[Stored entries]
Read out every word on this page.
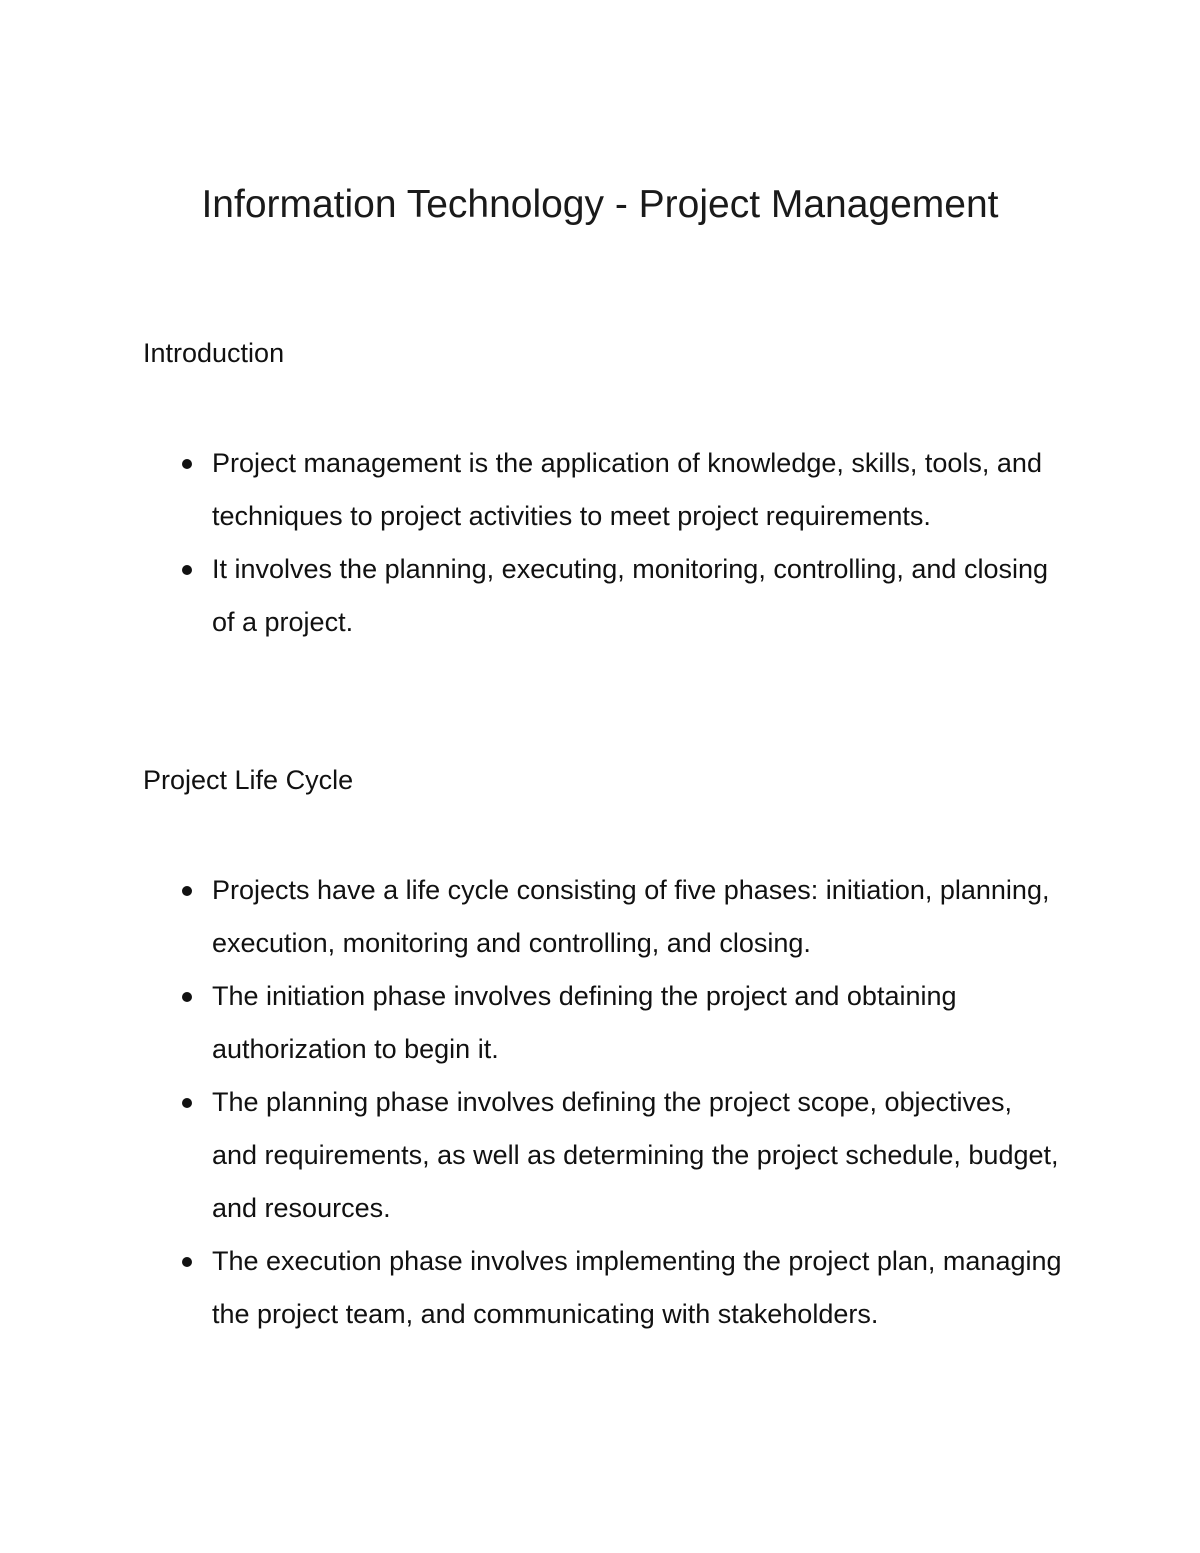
Information Technology - Project Management
Introduction
Project management is the application of knowledge, skills, tools, and techniques to project activities to meet project requirements.
It involves the planning, executing, monitoring, controlling, and closing of a project.
Project Life Cycle
Projects have a life cycle consisting of five phases: initiation, planning, execution, monitoring and controlling, and closing.
The initiation phase involves defining the project and obtaining authorization to begin it.
The planning phase involves defining the project scope, objectives, and requirements, as well as determining the project schedule, budget, and resources.
The execution phase involves implementing the project plan, managing the project team, and communicating with stakeholders.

▶ _Exercise aim_
From the data above, copy each line that holds "defining".

▶ _Problem solution_
The initiation phase involves defining the project and obtaining authorization to begin it.
The planning phase involves defining the project scope, objectives, and requirements, as well as determining the project schedule, budget, and resources.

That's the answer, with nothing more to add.